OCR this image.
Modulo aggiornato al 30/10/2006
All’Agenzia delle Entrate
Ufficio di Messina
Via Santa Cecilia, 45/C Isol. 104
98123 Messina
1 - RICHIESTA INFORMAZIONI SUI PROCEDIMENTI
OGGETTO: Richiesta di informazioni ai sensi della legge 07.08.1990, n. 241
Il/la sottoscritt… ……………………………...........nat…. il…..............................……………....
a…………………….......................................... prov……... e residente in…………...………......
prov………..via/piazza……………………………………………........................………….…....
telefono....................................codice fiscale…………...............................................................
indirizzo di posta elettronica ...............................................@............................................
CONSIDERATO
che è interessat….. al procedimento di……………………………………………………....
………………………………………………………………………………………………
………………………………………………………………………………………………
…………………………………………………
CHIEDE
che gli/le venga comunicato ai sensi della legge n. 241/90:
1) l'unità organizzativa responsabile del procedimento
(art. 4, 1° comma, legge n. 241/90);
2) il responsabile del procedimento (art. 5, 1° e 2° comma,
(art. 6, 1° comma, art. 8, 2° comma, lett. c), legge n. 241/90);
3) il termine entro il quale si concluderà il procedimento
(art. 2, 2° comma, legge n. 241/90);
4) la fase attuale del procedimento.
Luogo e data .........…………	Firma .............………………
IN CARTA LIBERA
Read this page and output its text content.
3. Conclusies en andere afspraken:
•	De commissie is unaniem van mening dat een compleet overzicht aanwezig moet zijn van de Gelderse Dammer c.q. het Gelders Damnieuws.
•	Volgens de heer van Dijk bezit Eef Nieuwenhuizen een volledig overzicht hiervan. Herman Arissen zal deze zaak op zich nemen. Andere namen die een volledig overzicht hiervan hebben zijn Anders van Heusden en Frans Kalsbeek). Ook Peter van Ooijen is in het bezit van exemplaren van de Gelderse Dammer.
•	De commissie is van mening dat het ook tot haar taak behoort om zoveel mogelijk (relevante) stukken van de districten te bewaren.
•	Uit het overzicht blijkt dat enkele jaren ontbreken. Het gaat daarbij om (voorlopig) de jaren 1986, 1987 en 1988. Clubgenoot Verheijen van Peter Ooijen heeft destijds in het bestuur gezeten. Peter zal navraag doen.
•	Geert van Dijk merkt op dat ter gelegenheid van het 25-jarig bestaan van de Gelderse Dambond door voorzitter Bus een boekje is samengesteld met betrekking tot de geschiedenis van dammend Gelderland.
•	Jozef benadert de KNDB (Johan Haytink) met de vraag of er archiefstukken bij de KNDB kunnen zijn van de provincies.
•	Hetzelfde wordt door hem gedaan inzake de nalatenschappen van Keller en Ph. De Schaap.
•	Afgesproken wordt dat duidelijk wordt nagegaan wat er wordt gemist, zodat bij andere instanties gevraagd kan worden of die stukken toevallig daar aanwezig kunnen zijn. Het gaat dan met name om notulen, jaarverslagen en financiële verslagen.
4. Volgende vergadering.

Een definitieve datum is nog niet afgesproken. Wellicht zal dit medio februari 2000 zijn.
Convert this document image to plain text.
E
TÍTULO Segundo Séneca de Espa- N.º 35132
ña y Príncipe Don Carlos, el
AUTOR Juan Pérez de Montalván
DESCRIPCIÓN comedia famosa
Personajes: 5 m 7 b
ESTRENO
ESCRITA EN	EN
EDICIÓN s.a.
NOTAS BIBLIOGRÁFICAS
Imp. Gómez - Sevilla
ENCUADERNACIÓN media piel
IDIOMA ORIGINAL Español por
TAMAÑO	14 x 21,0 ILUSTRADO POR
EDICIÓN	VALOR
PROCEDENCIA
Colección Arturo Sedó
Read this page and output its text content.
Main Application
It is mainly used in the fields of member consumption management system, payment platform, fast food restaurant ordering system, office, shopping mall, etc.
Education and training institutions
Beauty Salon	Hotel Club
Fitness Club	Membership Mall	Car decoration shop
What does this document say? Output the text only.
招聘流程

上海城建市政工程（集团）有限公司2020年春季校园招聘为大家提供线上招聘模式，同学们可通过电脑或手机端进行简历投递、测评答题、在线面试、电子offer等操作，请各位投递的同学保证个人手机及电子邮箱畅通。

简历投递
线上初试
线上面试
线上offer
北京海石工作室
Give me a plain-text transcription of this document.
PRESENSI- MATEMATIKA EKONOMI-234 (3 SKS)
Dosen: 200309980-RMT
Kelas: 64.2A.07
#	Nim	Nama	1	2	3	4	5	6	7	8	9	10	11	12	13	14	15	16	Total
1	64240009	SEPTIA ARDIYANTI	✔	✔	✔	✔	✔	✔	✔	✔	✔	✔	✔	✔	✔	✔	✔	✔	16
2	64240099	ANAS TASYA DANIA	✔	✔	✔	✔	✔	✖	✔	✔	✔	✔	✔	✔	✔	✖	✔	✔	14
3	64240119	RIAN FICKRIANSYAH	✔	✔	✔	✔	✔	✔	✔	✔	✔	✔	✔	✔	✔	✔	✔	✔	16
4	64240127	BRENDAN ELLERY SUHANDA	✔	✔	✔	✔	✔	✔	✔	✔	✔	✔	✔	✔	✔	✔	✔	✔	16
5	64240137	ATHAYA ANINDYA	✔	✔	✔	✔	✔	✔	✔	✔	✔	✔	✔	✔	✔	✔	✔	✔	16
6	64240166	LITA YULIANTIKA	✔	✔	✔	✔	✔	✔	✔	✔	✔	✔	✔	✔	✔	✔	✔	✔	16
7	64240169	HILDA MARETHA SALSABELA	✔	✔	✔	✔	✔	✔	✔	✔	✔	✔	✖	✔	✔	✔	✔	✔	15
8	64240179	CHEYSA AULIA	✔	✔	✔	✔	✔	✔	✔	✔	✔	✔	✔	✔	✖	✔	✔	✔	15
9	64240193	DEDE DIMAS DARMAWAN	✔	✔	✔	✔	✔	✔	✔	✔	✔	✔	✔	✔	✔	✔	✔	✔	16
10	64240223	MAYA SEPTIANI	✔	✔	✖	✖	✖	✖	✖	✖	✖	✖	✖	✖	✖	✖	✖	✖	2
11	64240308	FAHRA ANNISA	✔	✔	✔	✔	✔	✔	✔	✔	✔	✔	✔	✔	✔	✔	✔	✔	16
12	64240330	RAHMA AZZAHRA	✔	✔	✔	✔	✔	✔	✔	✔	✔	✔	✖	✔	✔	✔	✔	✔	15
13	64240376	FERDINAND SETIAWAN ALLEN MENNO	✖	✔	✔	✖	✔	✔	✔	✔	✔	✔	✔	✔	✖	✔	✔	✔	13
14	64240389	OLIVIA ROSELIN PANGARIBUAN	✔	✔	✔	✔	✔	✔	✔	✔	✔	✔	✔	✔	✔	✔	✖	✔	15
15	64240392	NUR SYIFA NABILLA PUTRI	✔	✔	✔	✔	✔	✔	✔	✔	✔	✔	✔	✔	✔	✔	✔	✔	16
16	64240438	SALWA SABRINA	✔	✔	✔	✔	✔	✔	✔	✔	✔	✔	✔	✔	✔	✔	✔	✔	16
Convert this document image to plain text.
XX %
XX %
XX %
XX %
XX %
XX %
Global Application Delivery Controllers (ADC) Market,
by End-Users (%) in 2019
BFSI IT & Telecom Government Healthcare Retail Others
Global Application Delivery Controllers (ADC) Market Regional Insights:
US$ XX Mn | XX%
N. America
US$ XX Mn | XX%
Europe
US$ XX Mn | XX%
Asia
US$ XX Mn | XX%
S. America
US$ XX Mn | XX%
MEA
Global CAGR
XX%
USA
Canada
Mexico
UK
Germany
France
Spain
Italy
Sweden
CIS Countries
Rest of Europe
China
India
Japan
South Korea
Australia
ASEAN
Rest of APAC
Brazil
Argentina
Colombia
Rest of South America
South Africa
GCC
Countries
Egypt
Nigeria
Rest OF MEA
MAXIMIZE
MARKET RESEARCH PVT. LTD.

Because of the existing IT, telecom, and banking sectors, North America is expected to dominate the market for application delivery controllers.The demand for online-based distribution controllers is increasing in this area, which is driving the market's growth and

■ Do this: Look for the word "responsabile" and return every line where it occurs.

■ Solution for this exercise:
1) l'unità organizzativa responsabile del procedimento
2) il responsabile del procedimento (art. 5, 1° e 2° comma,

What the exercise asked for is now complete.